---- Data provided
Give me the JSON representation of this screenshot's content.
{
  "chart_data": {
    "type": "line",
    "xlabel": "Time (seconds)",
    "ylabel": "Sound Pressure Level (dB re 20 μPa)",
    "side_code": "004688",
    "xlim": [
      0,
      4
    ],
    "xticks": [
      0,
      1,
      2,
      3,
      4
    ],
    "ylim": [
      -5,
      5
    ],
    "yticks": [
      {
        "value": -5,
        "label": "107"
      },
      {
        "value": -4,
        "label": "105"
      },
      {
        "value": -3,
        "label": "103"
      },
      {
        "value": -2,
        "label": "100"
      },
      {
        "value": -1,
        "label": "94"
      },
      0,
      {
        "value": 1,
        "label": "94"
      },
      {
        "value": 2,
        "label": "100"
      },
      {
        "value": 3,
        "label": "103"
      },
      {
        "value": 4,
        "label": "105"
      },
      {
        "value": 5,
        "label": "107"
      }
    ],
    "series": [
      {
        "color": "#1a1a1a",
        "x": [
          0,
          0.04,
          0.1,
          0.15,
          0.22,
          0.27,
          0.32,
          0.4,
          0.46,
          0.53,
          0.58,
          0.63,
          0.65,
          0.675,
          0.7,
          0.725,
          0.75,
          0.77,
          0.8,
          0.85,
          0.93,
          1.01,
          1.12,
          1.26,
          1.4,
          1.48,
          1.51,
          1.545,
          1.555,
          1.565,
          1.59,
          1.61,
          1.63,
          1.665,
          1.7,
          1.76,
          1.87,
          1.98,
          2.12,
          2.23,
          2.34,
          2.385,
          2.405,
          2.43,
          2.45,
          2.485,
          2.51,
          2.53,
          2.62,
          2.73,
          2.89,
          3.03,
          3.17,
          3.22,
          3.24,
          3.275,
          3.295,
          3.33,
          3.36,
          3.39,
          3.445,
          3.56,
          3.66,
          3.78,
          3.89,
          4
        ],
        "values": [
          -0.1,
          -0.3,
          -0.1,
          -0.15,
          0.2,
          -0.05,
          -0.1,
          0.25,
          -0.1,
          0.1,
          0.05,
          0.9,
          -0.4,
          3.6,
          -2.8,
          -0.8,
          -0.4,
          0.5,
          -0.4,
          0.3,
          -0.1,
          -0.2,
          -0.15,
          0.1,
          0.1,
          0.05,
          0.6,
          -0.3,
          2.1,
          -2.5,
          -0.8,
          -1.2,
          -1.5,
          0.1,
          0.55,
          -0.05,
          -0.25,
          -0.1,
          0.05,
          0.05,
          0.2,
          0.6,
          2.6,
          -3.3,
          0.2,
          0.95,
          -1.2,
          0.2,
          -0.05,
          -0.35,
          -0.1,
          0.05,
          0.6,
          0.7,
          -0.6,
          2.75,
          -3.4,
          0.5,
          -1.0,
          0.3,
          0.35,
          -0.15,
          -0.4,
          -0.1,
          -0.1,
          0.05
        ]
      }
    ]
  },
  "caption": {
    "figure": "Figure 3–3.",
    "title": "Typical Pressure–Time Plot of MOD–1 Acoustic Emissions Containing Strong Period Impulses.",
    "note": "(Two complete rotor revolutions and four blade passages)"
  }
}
--------
Print the material once more, exactly.

**Exercise output:**
Give me the JSON representation of this screenshot's content.
{
  "chart_data": {
    "type": "line",
    "xlabel": "Time (seconds)",
    "ylabel": "Sound Pressure Level (dB re 20 μPa)",
    "side_code": "004688",
    "xlim": [
      0,
      4
    ],
    "xticks": [
      0,
      1,
      2,
      3,
      4
    ],
    "ylim": [
      -5,
      5
    ],
    "yticks": [
      {
        "value": -5,
        "label": "107"
      },
      {
        "value": -4,
        "label": "105"
      },
      {
        "value": -3,
        "label": "103"
      },
      {
        "value": -2,
        "label": "100"
      },
      {
        "value": -1,
        "label": "94"
      },
      0,
      {
        "value": 1,
        "label": "94"
      },
      {
        "value": 2,
        "label": "100"
      },
      {
        "value": 3,
        "label": "103"
      },
      {
        "value": 4,
        "label": "105"
      },
      {
        "value": 5,
        "label": "107"
      }
    ],
    "series": [
      {
        "color": "#1a1a1a",
        "x": [
          0,
          0.04,
          0.1,
          0.15,
          0.22,
          0.27,
          0.32,
          0.4,
          0.46,
          0.53,
          0.58,
          0.63,
          0.65,
          0.675,
          0.7,
          0.725,
          0.75,
          0.77,
          0.8,
          0.85,
          0.93,
          1.01,
          1.12,
          1.26,
          1.4,
          1.48,
          1.51,
          1.545,
          1.555,
          1.565,
          1.59,
          1.61,
          1.63,
          1.665,
          1.7,
          1.76,
          1.87,
          1.98,
          2.12,
          2.23,
          2.34,
          2.385,
          2.405,
          2.43,
          2.45,
          2.485,
          2.51,
          2.53,
          2.62,
          2.73,
          2.89,
          3.03,
          3.17,
          3.22,
          3.24,
          3.275,
          3.295,
          3.33,
          3.36,
          3.39,
          3.445,
          3.56,
          3.66,
          3.78,
          3.89,
          4
        ],
        "values": [
          -0.1,
          -0.3,
          -0.1,
          -0.15,
          0.2,
          -0.05,
          -0.1,
          0.25,
          -0.1,
          0.1,
          0.05,
          0.9,
          -0.4,
          3.6,
          -2.8,
          -0.8,
          -0.4,
          0.5,
          -0.4,
          0.3,
          -0.1,
          -0.2,
          -0.15,
          0.1,
          0.1,
          0.05,
          0.6,
          -0.3,
          2.1,
          -2.5,
          -0.8,
          -1.2,
          -1.5,
          0.1,
          0.55,
          -0.05,
          -0.25,
          -0.1,
          0.05,
          0.05,
          0.2,
          0.6,
          2.6,
          -3.3,
          0.2,
          0.95,
          -1.2,
          0.2,
          -0.05,
          -0.35,
          -0.1,
          0.05,
          0.6,
          0.7,
          -0.6,
          2.75,
          -3.4,
          0.5,
          -1.0,
          0.3,
          0.35,
          -0.15,
          -0.4,
          -0.1,
          -0.1,
          0.05
        ]
      }
    ]
  },
  "caption": {
    "figure": "Figure 3–3.",
    "title": "Typical Pressure–Time Plot of MOD–1 Acoustic Emissions Containing Strong Period Impulses.",
    "note": "(Two complete rotor revolutions and four blade passages)"
  }
}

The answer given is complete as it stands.